▸ GIVEN RECORDS

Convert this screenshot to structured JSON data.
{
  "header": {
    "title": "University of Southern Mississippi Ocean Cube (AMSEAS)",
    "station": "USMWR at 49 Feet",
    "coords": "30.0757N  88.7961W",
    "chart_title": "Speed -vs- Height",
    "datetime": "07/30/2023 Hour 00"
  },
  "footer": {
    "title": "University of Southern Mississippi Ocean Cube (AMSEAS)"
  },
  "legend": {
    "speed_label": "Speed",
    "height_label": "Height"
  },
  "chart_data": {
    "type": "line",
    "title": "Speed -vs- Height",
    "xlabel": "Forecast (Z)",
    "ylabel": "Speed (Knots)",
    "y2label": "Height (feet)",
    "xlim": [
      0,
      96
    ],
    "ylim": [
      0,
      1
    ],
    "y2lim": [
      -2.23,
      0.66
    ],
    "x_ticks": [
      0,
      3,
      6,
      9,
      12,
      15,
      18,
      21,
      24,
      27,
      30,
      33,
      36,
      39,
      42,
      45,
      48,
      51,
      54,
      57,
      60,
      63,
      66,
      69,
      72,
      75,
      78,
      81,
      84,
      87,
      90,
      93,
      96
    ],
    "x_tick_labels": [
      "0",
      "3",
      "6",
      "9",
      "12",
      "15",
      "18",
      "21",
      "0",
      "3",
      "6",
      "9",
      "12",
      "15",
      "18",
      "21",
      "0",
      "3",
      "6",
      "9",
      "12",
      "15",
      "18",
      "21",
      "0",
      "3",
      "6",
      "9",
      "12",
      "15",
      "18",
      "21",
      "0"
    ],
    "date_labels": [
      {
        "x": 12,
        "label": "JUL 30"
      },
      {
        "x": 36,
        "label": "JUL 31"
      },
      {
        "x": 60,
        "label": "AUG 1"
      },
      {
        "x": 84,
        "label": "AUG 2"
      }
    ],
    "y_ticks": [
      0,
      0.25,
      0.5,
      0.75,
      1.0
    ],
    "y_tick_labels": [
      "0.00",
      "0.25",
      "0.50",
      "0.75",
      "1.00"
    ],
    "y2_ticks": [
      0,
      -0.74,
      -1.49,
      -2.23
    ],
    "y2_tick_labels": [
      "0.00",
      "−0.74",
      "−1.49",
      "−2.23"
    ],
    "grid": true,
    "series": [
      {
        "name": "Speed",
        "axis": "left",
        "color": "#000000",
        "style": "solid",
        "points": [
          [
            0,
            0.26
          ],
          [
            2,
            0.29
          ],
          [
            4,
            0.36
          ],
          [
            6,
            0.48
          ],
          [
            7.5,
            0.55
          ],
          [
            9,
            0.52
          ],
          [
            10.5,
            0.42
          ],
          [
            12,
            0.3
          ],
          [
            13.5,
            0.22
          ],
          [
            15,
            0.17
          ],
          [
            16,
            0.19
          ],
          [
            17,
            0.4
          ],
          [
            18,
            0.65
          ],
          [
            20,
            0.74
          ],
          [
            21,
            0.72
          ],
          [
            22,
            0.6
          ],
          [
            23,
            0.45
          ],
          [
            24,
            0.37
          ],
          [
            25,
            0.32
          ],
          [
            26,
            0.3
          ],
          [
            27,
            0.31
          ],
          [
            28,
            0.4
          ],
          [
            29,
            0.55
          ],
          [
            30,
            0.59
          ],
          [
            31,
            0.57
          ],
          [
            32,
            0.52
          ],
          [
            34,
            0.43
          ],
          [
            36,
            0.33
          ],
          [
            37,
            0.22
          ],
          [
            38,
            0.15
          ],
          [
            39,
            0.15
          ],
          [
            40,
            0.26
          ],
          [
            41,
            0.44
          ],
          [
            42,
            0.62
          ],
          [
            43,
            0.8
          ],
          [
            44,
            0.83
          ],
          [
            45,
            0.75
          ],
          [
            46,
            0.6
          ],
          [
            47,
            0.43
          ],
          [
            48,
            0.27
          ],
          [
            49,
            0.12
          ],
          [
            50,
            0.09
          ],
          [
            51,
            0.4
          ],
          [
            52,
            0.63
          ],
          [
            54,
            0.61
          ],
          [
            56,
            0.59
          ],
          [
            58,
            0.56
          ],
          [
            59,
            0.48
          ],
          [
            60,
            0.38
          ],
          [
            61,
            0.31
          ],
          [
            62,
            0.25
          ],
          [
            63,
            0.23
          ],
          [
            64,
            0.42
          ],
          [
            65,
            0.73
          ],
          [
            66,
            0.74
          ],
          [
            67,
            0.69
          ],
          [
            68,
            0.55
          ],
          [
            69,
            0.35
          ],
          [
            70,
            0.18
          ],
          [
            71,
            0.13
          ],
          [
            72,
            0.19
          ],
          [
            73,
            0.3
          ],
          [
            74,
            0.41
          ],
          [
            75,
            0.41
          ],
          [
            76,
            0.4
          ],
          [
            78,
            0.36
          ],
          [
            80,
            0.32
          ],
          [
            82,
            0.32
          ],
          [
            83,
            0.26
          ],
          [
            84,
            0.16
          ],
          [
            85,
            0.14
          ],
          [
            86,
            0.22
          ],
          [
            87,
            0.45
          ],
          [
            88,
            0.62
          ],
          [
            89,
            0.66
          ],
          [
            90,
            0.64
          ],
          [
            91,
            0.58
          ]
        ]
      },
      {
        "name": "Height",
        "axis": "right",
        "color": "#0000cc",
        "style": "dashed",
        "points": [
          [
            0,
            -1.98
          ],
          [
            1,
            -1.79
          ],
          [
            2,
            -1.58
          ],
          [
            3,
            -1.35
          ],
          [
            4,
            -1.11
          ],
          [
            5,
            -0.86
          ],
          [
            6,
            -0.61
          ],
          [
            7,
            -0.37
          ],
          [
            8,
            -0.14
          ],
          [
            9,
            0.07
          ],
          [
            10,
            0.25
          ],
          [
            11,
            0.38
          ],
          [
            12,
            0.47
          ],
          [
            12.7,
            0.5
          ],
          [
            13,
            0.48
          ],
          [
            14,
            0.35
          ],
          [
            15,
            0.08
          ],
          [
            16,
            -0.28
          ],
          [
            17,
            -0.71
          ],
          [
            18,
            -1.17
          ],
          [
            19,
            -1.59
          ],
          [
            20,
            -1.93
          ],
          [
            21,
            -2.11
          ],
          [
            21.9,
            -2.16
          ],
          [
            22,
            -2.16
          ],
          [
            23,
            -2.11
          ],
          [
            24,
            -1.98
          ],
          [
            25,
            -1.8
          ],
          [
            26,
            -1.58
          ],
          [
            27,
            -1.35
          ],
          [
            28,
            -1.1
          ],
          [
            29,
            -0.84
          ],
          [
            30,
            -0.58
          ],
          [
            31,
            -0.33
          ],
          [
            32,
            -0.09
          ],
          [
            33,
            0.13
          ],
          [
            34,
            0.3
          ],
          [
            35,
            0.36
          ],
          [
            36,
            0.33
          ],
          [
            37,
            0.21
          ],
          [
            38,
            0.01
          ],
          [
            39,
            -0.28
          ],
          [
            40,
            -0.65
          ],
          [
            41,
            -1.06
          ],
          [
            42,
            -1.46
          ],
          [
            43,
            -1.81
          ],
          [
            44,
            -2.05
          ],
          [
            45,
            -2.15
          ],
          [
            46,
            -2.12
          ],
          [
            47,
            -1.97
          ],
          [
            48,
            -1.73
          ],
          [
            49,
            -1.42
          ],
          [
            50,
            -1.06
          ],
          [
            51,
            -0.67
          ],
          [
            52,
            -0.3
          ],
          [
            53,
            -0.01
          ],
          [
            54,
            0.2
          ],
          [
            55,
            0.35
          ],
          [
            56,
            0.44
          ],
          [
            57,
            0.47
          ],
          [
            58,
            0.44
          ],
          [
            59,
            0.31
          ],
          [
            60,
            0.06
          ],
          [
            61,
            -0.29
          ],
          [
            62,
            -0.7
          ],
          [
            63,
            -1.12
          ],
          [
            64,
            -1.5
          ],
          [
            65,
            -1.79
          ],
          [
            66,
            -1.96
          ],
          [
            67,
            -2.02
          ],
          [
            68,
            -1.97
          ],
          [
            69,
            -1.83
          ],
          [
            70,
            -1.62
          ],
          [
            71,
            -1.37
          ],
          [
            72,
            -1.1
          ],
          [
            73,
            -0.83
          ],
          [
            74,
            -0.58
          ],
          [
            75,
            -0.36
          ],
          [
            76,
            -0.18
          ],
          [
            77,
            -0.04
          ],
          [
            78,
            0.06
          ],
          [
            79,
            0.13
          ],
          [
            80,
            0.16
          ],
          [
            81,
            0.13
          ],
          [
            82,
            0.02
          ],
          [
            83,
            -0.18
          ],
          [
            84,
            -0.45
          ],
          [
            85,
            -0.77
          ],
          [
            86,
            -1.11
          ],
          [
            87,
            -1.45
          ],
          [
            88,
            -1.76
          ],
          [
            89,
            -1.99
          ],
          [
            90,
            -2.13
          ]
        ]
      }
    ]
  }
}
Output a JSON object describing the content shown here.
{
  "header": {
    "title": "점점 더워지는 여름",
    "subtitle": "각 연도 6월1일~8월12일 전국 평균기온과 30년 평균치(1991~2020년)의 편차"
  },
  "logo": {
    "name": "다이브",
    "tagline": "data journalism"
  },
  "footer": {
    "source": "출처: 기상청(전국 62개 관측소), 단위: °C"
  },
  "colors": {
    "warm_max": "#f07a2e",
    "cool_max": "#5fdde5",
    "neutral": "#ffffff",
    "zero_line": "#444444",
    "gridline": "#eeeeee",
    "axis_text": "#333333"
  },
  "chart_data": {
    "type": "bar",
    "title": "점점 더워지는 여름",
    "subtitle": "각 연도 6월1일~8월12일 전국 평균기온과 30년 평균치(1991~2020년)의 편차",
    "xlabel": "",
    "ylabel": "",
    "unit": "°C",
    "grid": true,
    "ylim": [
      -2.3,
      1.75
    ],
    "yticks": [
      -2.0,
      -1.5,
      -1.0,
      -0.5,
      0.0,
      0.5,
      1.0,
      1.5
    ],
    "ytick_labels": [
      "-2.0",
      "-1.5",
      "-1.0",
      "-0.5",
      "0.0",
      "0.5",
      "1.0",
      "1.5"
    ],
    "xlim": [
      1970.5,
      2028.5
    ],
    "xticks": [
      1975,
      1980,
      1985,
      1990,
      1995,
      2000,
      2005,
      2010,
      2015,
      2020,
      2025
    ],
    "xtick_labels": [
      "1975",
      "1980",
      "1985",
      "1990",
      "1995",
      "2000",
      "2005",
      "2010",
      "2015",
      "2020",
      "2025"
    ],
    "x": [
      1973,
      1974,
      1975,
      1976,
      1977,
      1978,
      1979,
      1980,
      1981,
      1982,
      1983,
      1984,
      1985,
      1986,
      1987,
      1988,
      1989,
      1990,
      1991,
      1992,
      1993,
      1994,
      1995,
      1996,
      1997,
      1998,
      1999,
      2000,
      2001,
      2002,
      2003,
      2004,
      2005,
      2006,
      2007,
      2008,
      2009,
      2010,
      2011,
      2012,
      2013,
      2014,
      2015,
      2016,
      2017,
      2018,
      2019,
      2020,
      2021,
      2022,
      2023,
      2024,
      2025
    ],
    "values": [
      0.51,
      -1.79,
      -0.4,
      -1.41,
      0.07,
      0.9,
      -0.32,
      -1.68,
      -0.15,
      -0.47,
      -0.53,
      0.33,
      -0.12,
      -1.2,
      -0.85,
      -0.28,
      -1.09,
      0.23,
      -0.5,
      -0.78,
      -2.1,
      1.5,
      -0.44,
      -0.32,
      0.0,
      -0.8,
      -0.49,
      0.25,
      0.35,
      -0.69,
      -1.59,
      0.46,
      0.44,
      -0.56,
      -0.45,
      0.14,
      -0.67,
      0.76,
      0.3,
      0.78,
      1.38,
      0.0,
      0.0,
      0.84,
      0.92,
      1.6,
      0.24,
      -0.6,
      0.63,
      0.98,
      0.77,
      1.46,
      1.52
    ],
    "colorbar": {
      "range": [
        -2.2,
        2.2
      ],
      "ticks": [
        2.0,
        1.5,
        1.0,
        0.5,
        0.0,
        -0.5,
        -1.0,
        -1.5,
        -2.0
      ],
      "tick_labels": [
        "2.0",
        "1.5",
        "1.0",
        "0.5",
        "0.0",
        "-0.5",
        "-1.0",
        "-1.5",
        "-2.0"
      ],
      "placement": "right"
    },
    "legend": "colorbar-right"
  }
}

▸ REQUIRED TASK
Show every line in the records above that contains the word "University".

▸ THE REPLY
    "title": "University of Southern Mississippi Ocean Cube (AMSEAS)",
    "title": "University of Southern Mississippi Ocean Cube (AMSEAS)"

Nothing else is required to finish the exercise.